Recorded data:
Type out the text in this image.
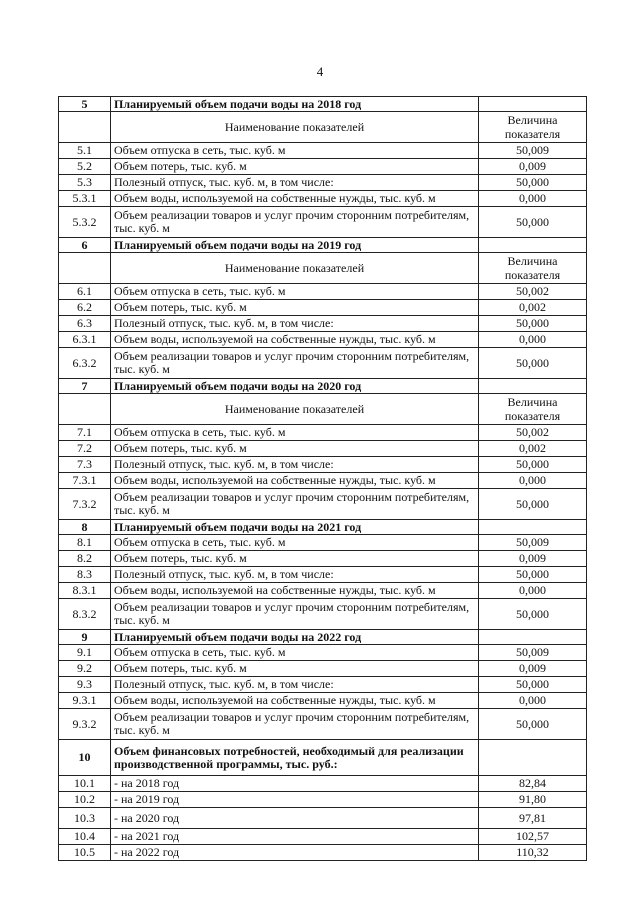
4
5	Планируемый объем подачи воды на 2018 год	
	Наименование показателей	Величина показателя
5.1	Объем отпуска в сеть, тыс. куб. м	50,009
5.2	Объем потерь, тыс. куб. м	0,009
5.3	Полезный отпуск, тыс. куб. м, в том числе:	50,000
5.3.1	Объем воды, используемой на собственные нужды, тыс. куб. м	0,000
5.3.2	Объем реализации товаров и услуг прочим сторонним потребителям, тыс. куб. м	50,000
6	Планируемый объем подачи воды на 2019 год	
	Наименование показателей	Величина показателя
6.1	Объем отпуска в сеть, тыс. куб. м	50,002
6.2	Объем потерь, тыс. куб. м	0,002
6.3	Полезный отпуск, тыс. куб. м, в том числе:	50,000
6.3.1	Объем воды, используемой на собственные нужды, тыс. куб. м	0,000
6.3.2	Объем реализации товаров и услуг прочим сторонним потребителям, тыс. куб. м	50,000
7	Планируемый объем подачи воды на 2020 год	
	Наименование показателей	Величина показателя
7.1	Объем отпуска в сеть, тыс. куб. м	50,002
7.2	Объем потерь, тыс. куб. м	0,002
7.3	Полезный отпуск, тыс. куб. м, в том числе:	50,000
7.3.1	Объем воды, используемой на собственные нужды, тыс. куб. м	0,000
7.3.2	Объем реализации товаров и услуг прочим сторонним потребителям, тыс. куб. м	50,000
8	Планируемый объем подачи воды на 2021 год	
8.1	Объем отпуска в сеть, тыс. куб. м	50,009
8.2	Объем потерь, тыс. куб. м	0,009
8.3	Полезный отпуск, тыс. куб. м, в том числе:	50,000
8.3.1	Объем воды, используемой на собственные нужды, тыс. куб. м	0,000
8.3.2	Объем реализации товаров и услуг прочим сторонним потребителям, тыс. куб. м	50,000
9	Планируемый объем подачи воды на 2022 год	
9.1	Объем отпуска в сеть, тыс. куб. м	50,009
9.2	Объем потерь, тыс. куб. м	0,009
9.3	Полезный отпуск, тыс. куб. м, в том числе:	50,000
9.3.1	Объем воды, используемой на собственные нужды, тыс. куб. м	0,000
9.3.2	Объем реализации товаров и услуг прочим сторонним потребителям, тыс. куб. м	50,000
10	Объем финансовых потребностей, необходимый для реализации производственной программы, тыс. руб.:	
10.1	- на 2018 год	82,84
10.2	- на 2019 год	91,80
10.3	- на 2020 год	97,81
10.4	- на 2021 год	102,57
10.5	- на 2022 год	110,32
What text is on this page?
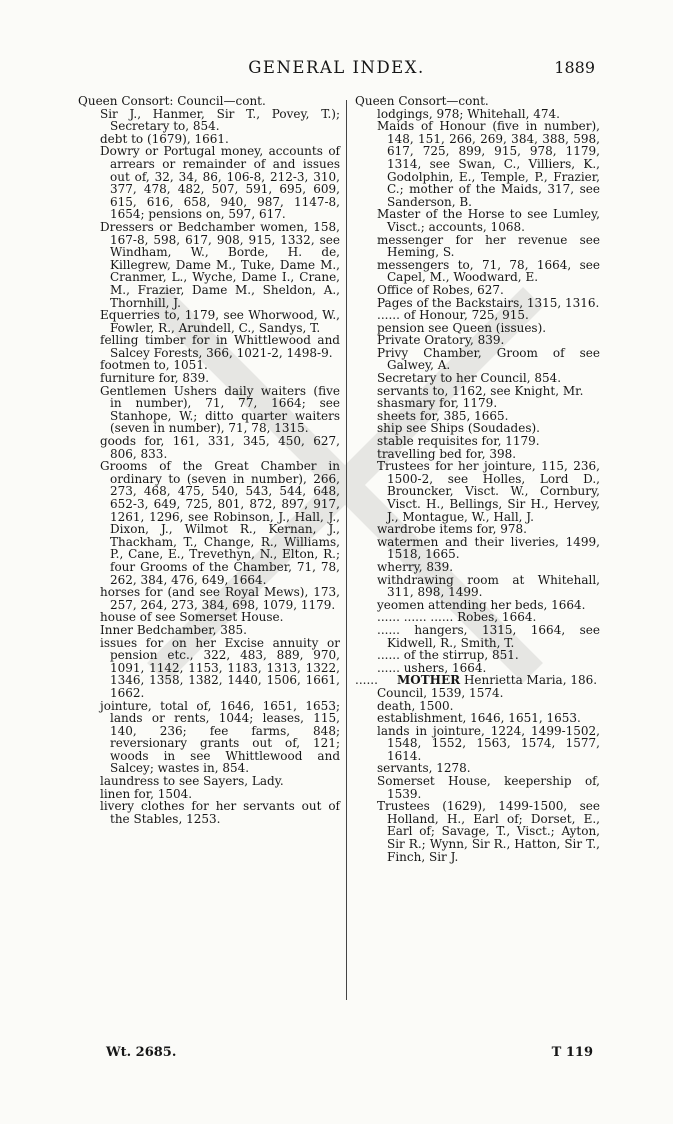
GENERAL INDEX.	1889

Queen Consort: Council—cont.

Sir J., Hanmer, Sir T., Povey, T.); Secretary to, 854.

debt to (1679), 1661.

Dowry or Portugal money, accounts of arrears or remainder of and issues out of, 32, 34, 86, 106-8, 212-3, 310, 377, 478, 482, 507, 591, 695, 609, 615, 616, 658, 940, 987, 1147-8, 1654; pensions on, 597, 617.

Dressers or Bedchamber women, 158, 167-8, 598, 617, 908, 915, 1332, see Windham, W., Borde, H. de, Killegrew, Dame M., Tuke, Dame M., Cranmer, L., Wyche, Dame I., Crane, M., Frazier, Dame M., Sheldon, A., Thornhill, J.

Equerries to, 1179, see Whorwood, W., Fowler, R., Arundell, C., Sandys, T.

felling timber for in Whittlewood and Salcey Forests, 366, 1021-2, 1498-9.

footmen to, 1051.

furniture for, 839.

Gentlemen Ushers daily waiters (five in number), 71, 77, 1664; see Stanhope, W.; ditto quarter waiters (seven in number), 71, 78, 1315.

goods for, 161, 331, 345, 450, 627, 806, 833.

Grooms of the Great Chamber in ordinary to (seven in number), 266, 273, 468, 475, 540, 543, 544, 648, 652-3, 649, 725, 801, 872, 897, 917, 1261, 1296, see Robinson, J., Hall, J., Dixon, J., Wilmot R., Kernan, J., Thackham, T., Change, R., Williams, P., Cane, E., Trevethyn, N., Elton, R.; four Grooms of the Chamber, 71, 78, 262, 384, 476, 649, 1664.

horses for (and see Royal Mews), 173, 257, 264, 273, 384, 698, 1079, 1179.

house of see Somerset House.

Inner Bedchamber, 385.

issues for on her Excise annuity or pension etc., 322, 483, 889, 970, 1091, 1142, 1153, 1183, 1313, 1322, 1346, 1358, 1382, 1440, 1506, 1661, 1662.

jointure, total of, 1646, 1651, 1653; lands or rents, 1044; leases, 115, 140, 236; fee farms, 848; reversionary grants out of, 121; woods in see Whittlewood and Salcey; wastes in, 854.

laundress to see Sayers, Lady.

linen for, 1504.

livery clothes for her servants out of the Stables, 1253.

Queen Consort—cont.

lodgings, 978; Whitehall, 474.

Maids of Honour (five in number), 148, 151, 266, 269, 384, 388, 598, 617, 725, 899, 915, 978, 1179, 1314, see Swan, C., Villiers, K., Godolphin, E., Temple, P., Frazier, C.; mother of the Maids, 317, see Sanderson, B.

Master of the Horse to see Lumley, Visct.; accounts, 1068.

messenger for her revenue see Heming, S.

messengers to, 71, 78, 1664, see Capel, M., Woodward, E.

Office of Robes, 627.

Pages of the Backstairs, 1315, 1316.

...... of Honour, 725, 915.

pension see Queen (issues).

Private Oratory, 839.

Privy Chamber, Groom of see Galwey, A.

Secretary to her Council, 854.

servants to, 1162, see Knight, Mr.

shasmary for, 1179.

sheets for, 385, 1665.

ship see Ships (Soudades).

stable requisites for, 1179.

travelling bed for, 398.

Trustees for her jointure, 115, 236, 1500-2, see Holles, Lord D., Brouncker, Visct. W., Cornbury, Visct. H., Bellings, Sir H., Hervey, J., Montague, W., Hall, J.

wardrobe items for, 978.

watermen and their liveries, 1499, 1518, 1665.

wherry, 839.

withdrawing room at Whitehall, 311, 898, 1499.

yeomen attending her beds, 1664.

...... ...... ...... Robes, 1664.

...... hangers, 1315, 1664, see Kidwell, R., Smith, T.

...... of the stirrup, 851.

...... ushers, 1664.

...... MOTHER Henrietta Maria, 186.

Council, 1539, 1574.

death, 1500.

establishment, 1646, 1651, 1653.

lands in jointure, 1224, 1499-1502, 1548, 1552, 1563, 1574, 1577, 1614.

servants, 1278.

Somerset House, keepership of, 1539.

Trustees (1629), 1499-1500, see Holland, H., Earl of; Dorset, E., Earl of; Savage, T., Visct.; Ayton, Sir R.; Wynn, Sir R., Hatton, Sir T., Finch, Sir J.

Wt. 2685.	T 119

▸ Brief
Identify each line containing the string "seven" and copy it out.

▸ The reply
Gentlemen Ushers daily waiters (five in number), 71, 77, 1664; see Stanhope, W.; ditto quarter waiters (seven in number), 71, 78, 1315.
Grooms of the Great Chamber in ordinary to (seven in number), 266, 273, 468, 475, 540, 543, 544, 648, 652-3, 649, 725, 801, 872, 897, 917, 1261, 1296, see Robinson, J., Hall, J., Dixon, J., Wilmot R., Kernan, J., Thackham, T., Change, R., Williams, P., Cane, E., Trevethyn, N., Elton, R.; four Grooms of the Chamber, 71, 78, 262, 384, 476, 649, 1664.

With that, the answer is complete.